* [TASK 1]
In the passage about Coffey, copy word for word the stretch from "In July 2016, Coffey" through "Minister of State.".
* [TASK 2]
According to the passage about Coffey, why did protestors oppose the Government's 2011 proposal to sell off public forestry and woodland? Answer in one to three sentences.
* [TASK 3]
Answer these questions using the passage about Coffey:
(a) On what date was she appointed Deputy Leader of the House of Commons?
(b) What was the value of the hospitality she accepted from Ladbrokes?
(c) How many MPs who voted against the January 2016 amendment were themselves landlords?

* [EXCERPT TO READ]
• • •

She was appointed Deputy Leader of the House of Commons on 11 May 2015.
In the House of Commons she sits on the Environmental Audit Committee and has previously sat on the Culture, Media and Sport Committee.
Coffey's decision to author a paper for the Free Enterprise Group recommending pensioners should be forced to pay National Insurance provoked a backlash among older constituents, who claimed that in an already tough economic environment, it was wrong to tax pensioners further. However, she said that she had "no regrets writing about National Insurance" and that it was "a policy proposal – it is by no means, at this stage, anymore than that."
Coffey also faced criticism from Suffolk residents over her support for the Government's proposal to sell off forestry and woodland in public ownership, in 2011. Protestors argued that "previous experience shows us that when private landowners come in they close car parks and make access as difficult as possible." Coffey voted for the bill, but the proposal was afterward dropped by the government.
In October 2016, she was criticised by the then Liberal Democrat leader Tim Farron for accepting hospitality worth £890 from Ladbrokes after supporting the gambling industry in parliament as part of the Culture, Media and Sport Committee. Coffey denied that she had been "influenced in her considerations on matters of related policy by any hospitality received".
In January 2016, an amendment intended to force rented homes to be maintained as "fit for human habitation" was defeated in parliament. Coffey was one of the 72 MPs voting against it who were themselves landlords who derived an income from a property.
In July 2016, Coffey joined the Department for Environment, Food and Rural Affairs as Parliamentary Under-Secretary of State for Environment and Rural Opportunities, under Theresa May. When Boris Johnson became Prime Minister in July 2019, Coffey was promoted to Minister of State.

• • •

* [MATERIAL PROVIDED]
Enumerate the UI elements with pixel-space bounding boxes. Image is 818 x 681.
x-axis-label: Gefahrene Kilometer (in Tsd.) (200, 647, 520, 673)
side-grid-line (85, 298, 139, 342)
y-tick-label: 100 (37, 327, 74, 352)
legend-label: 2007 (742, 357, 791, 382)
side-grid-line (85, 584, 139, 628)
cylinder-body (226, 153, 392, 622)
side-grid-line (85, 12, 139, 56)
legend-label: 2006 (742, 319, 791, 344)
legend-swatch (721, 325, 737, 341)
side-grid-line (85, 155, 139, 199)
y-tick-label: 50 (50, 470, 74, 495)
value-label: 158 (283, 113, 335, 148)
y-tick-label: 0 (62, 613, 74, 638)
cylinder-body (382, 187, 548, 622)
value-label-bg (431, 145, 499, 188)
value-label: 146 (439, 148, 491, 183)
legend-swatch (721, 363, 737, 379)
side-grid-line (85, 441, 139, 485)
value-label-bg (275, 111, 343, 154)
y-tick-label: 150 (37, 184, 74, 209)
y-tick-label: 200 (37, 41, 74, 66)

• • •

* [EXERCISE SOLUTION 1]
In July 2016, Coffey joined the Department for Environment, Food and Rural Affairs as Parliamentary Under-Secretary of State for Environment and Rural Opportunities, under Theresa May. When Boris Johnson became Prime Minister in July 2019, Coffey was promoted to Minister of State.

* [EXERCISE SOLUTION 2]
Protestors argued that past experience showed private landowners close car parks and make access as difficult as possible once they take over.

* [EXERCISE SOLUTION 3]
(a) 11 May 2015
(b) £890
(c) 72